>> start
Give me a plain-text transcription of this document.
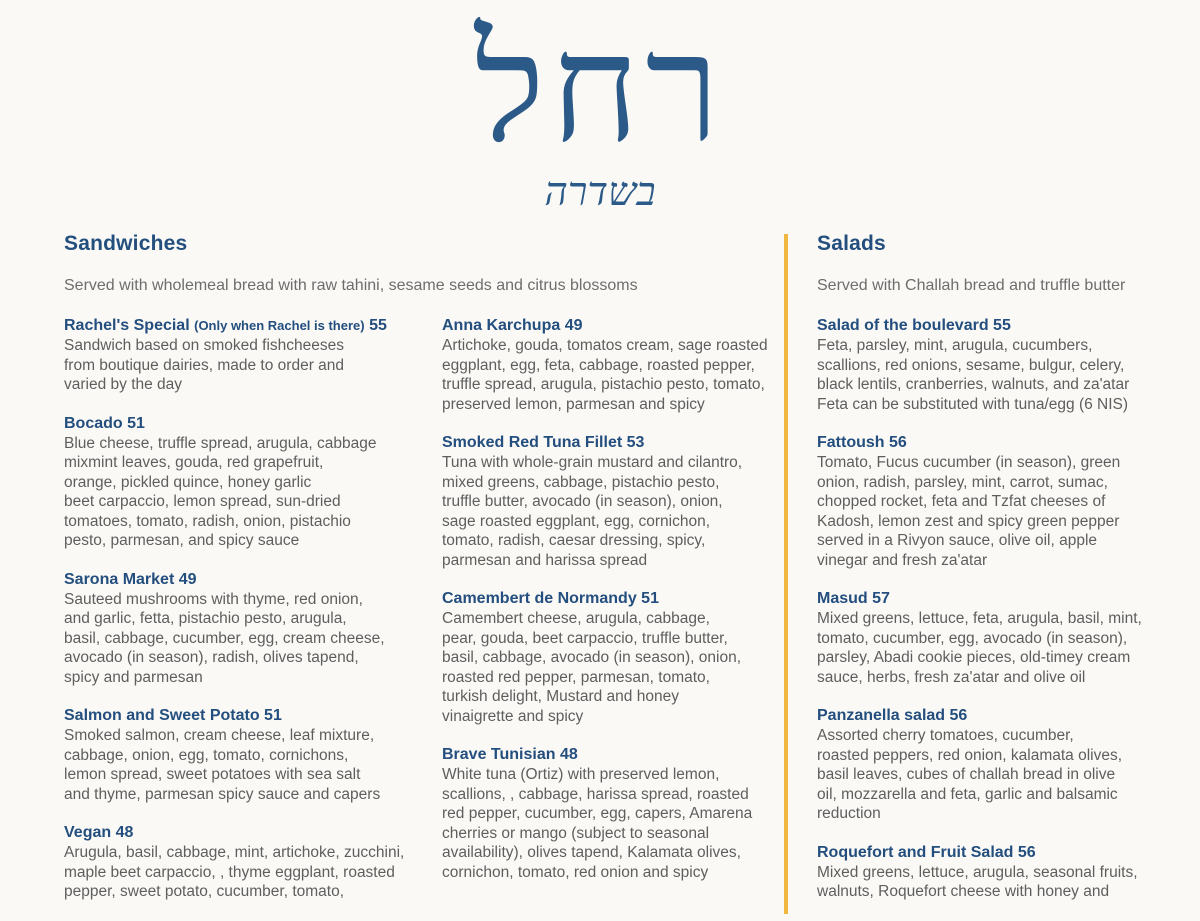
רחל
בשדרה
Sandwiches
Served with wholemeal bread with raw tahini, sesame seeds and citrus blossoms
Salads
Served with Challah bread and truffle butter
Rachel's Special (Only when Rachel is there) 55
Sandwich based on smoked fishcheeses
from boutique dairies, made to order and
varied by the day
Bocado 51
Blue cheese, truffle spread, arugula, cabbage
mixmint leaves, gouda, red grapefruit,
orange, pickled quince, honey garlic
beet carpaccio, lemon spread, sun-dried
tomatoes, tomato, radish, onion, pistachio
pesto, parmesan, and spicy sauce
Sarona Market 49
Sauteed mushrooms with thyme, red onion,
and garlic, fetta, pistachio pesto, arugula,
basil, cabbage, cucumber, egg, cream cheese,
avocado (in season), radish, olives tapend,
spicy and parmesan
Salmon and Sweet Potato 51
Smoked salmon, cream cheese, leaf mixture,
cabbage, onion, egg, tomato, cornichons,
lemon spread, sweet potatoes with sea salt
and thyme, parmesan spicy sauce and capers
Vegan 48
Arugula, basil, cabbage, mint, artichoke, zucchini,
maple beet carpaccio, , thyme eggplant, roasted
pepper, sweet potato, cucumber, tomato,
Anna Karchupa 49
Artichoke, gouda, tomatos cream, sage roasted
eggplant, egg, feta, cabbage, roasted pepper,
truffle spread, arugula, pistachio pesto, tomato,
preserved lemon, parmesan and spicy
Smoked Red Tuna Fillet 53
Tuna with whole-grain mustard and cilantro,
mixed greens, cabbage, pistachio pesto,
truffle butter, avocado (in season), onion,
sage roasted eggplant, egg, cornichon,
tomato, radish, caesar dressing, spicy,
parmesan and harissa spread
Camembert de Normandy 51
Camembert cheese, arugula, cabbage,
pear, gouda, beet carpaccio, truffle butter,
basil, cabbage, avocado (in season), onion,
roasted red pepper, parmesan, tomato,
turkish delight, Mustard and honey
vinaigrette and spicy
Brave Tunisian 48
White tuna (Ortiz) with preserved lemon,
scallions, , cabbage, harissa spread, roasted
red pepper, cucumber, egg, capers, Amarena
cherries or mango (subject to seasonal
availability), olives tapend, Kalamata olives,
cornichon, tomato, red onion and spicy
Salad of the boulevard 55
Feta, parsley, mint, arugula, cucumbers,
scallions, red onions, sesame, bulgur, celery,
black lentils, cranberries, walnuts, and za'atar
Feta can be substituted with tuna/egg (6 NIS)
Fattoush 56
Tomato, Fucus cucumber (in season), green
onion, radish, parsley, mint, carrot, sumac,
chopped rocket, feta and Tzfat cheeses of
Kadosh, lemon zest and spicy green pepper
served in a Rivyon sauce, olive oil, apple
vinegar and fresh za'atar
Masud 57
Mixed greens, lettuce, feta, arugula, basil, mint,
tomato, cucumber, egg, avocado (in season),
parsley, Abadi cookie pieces, old-timey cream
sauce, herbs, fresh za'atar and olive oil
Panzanella salad 56
Assorted cherry tomatoes, cucumber,
roasted peppers, red onion, kalamata olives,
basil leaves, cubes of challah bread in olive
oil, mozzarella and feta, garlic and balsamic
reduction
Roquefort and Fruit Salad 56
Mixed greens, lettuce, arugula, seasonal fruits,
walnuts, Roquefort cheese with honey and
>> end
§ **The exercise**: The records above need to be restated word for word, with the pictures left out.

§ **The reply**:
Give me a plain-text transcription of this document.
רחל
בשדרה
Sandwiches
Served with wholemeal bread with raw tahini, sesame seeds and citrus blossoms
Salads
Served with Challah bread and truffle butter
Rachel's Special (Only when Rachel is there) 55
Sandwich based on smoked fishcheeses
from boutique dairies, made to order and
varied by the day
Bocado 51
Blue cheese, truffle spread, arugula, cabbage
mixmint leaves, gouda, red grapefruit,
orange, pickled quince, honey garlic
beet carpaccio, lemon spread, sun-dried
tomatoes, tomato, radish, onion, pistachio
pesto, parmesan, and spicy sauce
Sarona Market 49
Sauteed mushrooms with thyme, red onion,
and garlic, fetta, pistachio pesto, arugula,
basil, cabbage, cucumber, egg, cream cheese,
avocado (in season), radish, olives tapend,
spicy and parmesan
Salmon and Sweet Potato 51
Smoked salmon, cream cheese, leaf mixture,
cabbage, onion, egg, tomato, cornichons,
lemon spread, sweet potatoes with sea salt
and thyme, parmesan spicy sauce and capers
Vegan 48
Arugula, basil, cabbage, mint, artichoke, zucchini,
maple beet carpaccio, , thyme eggplant, roasted
pepper, sweet potato, cucumber, tomato,
Anna Karchupa 49
Artichoke, gouda, tomatos cream, sage roasted
eggplant, egg, feta, cabbage, roasted pepper,
truffle spread, arugula, pistachio pesto, tomato,
preserved lemon, parmesan and spicy
Smoked Red Tuna Fillet 53
Tuna with whole-grain mustard and cilantro,
mixed greens, cabbage, pistachio pesto,
truffle butter, avocado (in season), onion,
sage roasted eggplant, egg, cornichon,
tomato, radish, caesar dressing, spicy,
parmesan and harissa spread
Camembert de Normandy 51
Camembert cheese, arugula, cabbage,
pear, gouda, beet carpaccio, truffle butter,
basil, cabbage, avocado (in season), onion,
roasted red pepper, parmesan, tomato,
turkish delight, Mustard and honey
vinaigrette and spicy
Brave Tunisian 48
White tuna (Ortiz) with preserved lemon,
scallions, , cabbage, harissa spread, roasted
red pepper, cucumber, egg, capers, Amarena
cherries or mango (subject to seasonal
availability), olives tapend, Kalamata olives,
cornichon, tomato, red onion and spicy
Salad of the boulevard 55
Feta, parsley, mint, arugula, cucumbers,
scallions, red onions, sesame, bulgur, celery,
black lentils, cranberries, walnuts, and za'atar
Feta can be substituted with tuna/egg (6 NIS)
Fattoush 56
Tomato, Fucus cucumber (in season), green
onion, radish, parsley, mint, carrot, sumac,
chopped rocket, feta and Tzfat cheeses of
Kadosh, lemon zest and spicy green pepper
served in a Rivyon sauce, olive oil, apple
vinegar and fresh za'atar
Masud 57
Mixed greens, lettuce, feta, arugula, basil, mint,
tomato, cucumber, egg, avocado (in season),
parsley, Abadi cookie pieces, old-timey cream
sauce, herbs, fresh za'atar and olive oil
Panzanella salad 56
Assorted cherry tomatoes, cucumber,
roasted peppers, red onion, kalamata olives,
basil leaves, cubes of challah bread in olive
oil, mozzarella and feta, garlic and balsamic
reduction
Roquefort and Fruit Salad 56
Mixed greens, lettuce, arugula, seasonal fruits,
walnuts, Roquefort cheese with honey and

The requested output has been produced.